* [Exercise requirements] Whenever a line contains the string "start", copy it out of the entries.

* [Data]

--------------------------------

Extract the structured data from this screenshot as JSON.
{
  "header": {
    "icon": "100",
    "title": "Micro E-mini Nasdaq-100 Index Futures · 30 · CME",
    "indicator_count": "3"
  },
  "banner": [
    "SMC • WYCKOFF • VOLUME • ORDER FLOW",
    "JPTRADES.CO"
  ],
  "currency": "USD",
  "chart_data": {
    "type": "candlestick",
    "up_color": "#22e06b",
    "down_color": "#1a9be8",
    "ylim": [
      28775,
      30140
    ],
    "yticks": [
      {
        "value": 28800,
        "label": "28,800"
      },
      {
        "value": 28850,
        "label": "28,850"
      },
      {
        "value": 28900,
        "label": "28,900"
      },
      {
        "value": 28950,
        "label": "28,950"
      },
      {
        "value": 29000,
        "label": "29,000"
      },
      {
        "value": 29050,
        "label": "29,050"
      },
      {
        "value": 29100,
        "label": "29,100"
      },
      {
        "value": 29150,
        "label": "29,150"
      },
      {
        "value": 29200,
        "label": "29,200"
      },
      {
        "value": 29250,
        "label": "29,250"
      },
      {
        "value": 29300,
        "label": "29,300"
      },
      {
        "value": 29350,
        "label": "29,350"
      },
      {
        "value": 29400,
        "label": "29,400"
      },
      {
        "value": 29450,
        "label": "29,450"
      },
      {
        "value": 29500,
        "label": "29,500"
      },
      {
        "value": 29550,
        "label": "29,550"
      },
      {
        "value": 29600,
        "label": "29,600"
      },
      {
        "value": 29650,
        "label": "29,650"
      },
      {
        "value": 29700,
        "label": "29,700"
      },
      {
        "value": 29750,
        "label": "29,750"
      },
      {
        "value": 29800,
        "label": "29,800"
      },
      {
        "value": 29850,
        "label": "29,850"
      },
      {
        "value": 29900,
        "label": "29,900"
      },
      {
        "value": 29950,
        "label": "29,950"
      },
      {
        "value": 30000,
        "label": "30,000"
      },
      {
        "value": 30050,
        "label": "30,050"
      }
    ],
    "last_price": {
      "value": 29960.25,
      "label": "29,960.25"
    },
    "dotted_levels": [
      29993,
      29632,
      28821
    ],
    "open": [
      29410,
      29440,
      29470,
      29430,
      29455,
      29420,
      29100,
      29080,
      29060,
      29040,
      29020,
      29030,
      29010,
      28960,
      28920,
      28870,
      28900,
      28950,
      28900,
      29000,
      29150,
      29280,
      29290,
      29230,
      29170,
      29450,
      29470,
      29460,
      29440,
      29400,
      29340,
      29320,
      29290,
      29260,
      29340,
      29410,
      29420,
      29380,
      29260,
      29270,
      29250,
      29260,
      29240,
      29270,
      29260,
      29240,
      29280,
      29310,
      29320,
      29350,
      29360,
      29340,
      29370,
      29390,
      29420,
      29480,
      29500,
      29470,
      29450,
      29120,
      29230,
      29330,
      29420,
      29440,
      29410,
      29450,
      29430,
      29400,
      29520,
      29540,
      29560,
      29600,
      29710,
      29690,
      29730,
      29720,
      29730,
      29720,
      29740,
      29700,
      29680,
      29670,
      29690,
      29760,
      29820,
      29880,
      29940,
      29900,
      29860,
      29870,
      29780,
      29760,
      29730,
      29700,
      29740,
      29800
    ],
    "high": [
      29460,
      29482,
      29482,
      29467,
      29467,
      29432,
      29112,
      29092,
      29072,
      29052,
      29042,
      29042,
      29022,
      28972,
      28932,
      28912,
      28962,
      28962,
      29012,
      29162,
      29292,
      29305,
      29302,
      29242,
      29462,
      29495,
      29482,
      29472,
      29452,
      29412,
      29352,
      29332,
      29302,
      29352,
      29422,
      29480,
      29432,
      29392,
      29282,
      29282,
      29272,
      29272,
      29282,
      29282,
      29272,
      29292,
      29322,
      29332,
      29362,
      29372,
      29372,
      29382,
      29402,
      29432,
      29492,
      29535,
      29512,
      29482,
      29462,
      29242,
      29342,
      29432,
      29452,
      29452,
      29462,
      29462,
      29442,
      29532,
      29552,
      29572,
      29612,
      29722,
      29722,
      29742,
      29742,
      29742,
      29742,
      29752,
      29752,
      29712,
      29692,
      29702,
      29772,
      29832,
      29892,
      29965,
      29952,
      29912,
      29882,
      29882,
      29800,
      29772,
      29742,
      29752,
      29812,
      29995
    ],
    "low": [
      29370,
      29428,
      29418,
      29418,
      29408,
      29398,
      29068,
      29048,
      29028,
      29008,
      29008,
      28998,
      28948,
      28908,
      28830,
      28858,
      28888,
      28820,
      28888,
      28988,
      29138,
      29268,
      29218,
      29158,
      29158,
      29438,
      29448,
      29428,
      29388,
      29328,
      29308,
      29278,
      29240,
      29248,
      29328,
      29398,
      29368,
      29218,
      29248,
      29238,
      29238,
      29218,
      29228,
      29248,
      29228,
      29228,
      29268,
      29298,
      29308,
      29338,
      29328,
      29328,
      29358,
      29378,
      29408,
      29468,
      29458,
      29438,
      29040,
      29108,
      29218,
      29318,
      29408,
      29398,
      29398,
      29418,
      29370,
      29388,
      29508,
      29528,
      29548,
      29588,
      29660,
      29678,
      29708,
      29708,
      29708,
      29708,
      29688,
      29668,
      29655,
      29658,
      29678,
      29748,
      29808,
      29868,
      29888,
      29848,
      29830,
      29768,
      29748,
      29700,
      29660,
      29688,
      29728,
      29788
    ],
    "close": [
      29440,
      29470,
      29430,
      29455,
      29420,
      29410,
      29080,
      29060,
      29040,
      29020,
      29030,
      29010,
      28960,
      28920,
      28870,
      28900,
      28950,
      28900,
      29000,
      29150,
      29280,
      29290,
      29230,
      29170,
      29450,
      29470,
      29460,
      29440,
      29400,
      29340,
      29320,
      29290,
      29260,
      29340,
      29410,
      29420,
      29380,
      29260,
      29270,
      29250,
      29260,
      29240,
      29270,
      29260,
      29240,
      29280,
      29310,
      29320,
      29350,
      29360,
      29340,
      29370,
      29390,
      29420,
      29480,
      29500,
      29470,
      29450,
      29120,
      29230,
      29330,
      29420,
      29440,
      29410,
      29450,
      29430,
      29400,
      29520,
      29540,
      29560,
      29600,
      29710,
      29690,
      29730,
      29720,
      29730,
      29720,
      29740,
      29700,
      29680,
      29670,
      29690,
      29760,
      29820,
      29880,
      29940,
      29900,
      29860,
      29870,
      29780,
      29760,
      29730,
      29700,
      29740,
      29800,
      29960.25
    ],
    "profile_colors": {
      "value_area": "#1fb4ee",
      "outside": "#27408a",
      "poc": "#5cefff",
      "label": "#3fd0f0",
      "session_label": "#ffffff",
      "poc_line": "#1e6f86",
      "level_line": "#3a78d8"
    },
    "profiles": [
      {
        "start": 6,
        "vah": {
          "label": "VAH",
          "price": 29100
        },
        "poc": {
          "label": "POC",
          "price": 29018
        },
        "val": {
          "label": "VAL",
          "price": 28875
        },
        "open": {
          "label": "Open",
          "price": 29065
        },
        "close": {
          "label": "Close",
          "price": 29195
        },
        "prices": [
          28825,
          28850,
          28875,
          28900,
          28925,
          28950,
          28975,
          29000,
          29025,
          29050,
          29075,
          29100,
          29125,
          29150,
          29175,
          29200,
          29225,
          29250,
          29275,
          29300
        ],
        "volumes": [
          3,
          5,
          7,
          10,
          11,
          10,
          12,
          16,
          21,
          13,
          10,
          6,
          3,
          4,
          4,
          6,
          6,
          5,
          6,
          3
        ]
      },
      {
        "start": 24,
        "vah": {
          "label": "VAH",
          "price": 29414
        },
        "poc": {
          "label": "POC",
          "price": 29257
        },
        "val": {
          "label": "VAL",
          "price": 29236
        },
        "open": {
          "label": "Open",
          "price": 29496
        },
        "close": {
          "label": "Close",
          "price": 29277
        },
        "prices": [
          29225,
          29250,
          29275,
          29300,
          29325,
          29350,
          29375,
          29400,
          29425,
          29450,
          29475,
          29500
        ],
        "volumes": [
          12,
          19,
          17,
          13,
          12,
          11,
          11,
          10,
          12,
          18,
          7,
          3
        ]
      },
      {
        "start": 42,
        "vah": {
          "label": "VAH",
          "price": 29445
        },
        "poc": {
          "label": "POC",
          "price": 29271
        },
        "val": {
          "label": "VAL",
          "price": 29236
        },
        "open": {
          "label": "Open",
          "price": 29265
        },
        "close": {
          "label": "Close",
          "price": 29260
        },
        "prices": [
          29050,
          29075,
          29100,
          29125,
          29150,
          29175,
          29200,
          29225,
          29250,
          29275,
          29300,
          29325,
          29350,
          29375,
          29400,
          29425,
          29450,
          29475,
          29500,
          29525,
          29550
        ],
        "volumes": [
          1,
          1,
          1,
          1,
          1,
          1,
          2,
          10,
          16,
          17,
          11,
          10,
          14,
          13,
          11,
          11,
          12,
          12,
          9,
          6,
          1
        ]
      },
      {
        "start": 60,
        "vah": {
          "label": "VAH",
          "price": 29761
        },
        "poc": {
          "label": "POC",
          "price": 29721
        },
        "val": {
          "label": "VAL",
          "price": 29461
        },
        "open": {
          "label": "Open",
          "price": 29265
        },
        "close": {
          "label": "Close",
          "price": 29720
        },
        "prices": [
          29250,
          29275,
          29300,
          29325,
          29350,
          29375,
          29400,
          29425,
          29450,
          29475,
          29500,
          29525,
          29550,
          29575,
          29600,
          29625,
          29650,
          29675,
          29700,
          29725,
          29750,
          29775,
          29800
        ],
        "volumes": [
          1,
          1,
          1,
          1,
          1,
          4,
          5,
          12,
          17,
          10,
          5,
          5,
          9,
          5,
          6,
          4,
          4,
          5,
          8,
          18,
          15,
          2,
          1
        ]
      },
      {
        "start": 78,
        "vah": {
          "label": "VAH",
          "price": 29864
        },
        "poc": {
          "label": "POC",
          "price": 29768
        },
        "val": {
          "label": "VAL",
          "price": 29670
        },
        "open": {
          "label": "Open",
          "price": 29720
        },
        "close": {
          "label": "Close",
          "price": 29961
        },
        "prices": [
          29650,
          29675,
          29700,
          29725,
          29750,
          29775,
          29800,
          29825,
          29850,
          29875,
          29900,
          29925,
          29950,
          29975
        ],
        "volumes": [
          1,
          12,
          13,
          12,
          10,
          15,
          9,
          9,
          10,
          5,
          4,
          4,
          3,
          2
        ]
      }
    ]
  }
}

--------------------------------

* [Solution to this problem]
        "start": 6,
        "start": 24,
        "start": 42,
        "start": 60,
        "start": 78,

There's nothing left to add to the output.